** STATED EXERCISE 1 **
In the course description, write out the part that opens with the words containing "Most problems in" and closes with "for honest reporting.", substituting "candid reporting" for "honest reporting".

** TEXT SECTION **
>>>>>
We’re pleased to introduce our fully online course: Psychological Safety at Work for Managers.
Most problems in the workplace do not surface immediately. Workers notice issues, sense that something is wrong and say nothing. For many, the calculation is straightforward: speaking up carries personal risk, while the benefit is uncertain and falls mainly on the organisation. Managers sit at the centre of that calculation. The way they respond to concerns, the tone they set in routine interactions and the signals they send about whether speaking up is safe all shape whether important information reaches them or stays hidden.
This IIRSM-approved course gives managers a structured way to understand what drives silence in their teams and what they can do differently. Across three modules, learners see how psychological safety develops, what interrupts it and how everyday management behaviour either opens or closes the space for honest reporting.
When managers respond poorly to concerns, or when incivility becomes routine, the effect on team communication is immediate. Research cited in this course makes the point directly: even moderate rudeness damages attention, reduces information sharing and weakens the quality of decisions.
In environments where accurate, timely communication matters for safety, that is not a cultural inconvenience. It is a documented risk factor. Near misses go unreported. Mistakes are repeated rather than examined. Serious incidents develop from problems that were noticed but never raised.
Under the Health and Safety at Work etc. Act 1974, employers hold a duty to protect employee health, including mental health. Health and Safety Executive (HSE) guidance on work-related stress and Acas guidance on workplace relationships both reinforce the importance of management behaviour and communication in sustaining safe and healthy workplaces.
<<<<<
Data pulled from a collection:
>>>>>
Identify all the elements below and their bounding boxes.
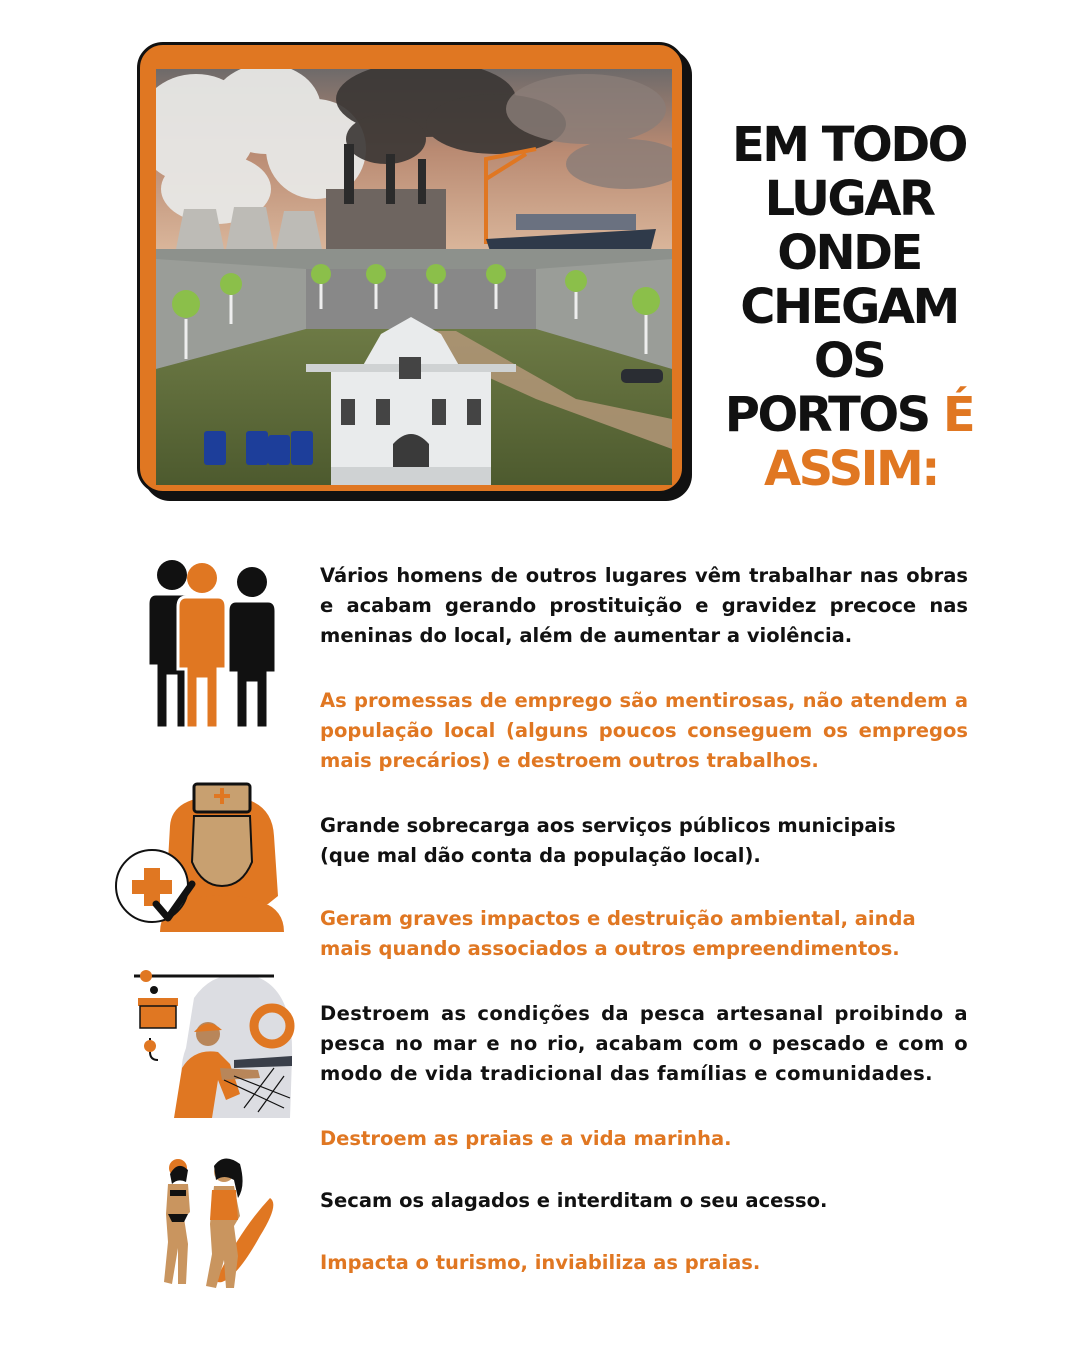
headline-line-3: ONDE	[777, 225, 921, 281]
headline-line-1: EM TODO	[732, 117, 966, 173]
fisherman-icon	[134, 968, 296, 1118]
industrial-port-collage-photo	[156, 69, 672, 485]
headline-line-5-black: PORTOS	[724, 387, 929, 443]
collage-illustration	[156, 69, 672, 485]
headline-line-2: LUGAR	[764, 171, 934, 227]
paragraph-beaches: Destroem as praias e a vida marinha.	[320, 1127, 732, 1150]
nurse-health-icon	[112, 776, 288, 934]
paragraph-jobs: As promessas de emprego são mentirosas, não atendem a população local (alguns poucos conseguem os empregos mais precários) e destroem outros trabalhos.	[320, 689, 968, 772]
headline-line-5	[706, 388, 992, 442]
people-group-icon	[134, 558, 290, 734]
photo-frame	[137, 42, 685, 494]
beach-women-icon	[150, 1156, 280, 1294]
paragraph-public-services-line-1: Grande sobrecarga aos serviços públicos municipais	[320, 814, 896, 837]
paragraph-workers: Vários homens de outros lugares vêm trabalhar nas obras e acabam gerando prostituição e gravidez precoce nas meninas do local, além de aumentar a violência.	[320, 564, 968, 647]
paragraph-public-services	[320, 811, 968, 871]
paragraph-public-services-line-2: (que mal dão conta da população local).	[320, 844, 761, 867]
headline	[706, 118, 992, 496]
paragraph-tourism: Impacta o turismo, inviabiliza as praias.	[320, 1251, 761, 1274]
paragraph-environment-line-1: Geram graves impactos e destruição ambiental, ainda	[320, 907, 916, 930]
headline-line-4: CHEGAM OS	[740, 279, 958, 389]
paragraph-environment	[320, 904, 968, 964]
paragraph-wetlands: Secam os alagados e interditam o seu acesso.	[320, 1189, 828, 1212]
paragraph-environment-line-2: mais quando associados a outros empreendimentos.	[320, 937, 900, 960]
headline-line-6: ASSIM:	[764, 441, 938, 497]
paragraph-fishing: Destroem as condições da pesca artesanal proibindo a pesca no mar e no rio, acabam com o pescado e com o modo de vida tradicional das famílias e comunidades.	[320, 1002, 968, 1085]
headline-line-5-accent: É	[942, 387, 974, 443]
<<<<<
** STATED EXERCISE 2 **
Repeat the part of the listing that opens with the line containing "225, 921, 281]" and closes with the line containing "paragraph-public-services-line-1: Grande sobrecarga", with both of those lines included.

** FINISHED ANSWER 1 **
Most problems in the workplace do not surface immediately. Workers notice issues, sense that something is wrong and say nothing. For many, the calculation is straightforward: speaking up carries personal risk, while the benefit is uncertain and falls mainly on the organisation. Managers sit at the centre of that calculation. The way they respond to concerns, the tone they set in routine interactions and the signals they send about whether speaking up is safe all shape whether important information reaches them or stays hidden.
This IIRSM-approved course gives managers a structured way to understand what drives silence in their teams and what they can do differently. Across three modules, learners see how psychological safety develops, what interrupts it and how everyday management behaviour either opens or closes the space for candid reporting.

** FINISHED ANSWER 2 **
headline-line-3: ONDE	[777, 225, 921, 281]
headline-line-1: EM TODO	[732, 117, 966, 173]
fisherman-icon	[134, 968, 296, 1118]
industrial-port-collage-photo	[156, 69, 672, 485]
headline-line-5-black: PORTOS	[724, 387, 929, 443]
collage-illustration	[156, 69, 672, 485]
headline-line-2: LUGAR	[764, 171, 934, 227]
paragraph-beaches: Destroem as praias e a vida marinha.	[320, 1127, 732, 1150]
nurse-health-icon	[112, 776, 288, 934]
paragraph-jobs: As promessas de emprego são mentirosas, não atendem a população local (alguns poucos conseguem os empregos mais precários) e destroem outros trabalhos.	[320, 689, 968, 772]
headline-line-5	[706, 388, 992, 442]
people-group-icon	[134, 558, 290, 734]
photo-frame	[137, 42, 685, 494]
beach-women-icon	[150, 1156, 280, 1294]
paragraph-public-services-line-1: Grande sobrecarga aos serviços públicos municipais	[320, 814, 896, 837]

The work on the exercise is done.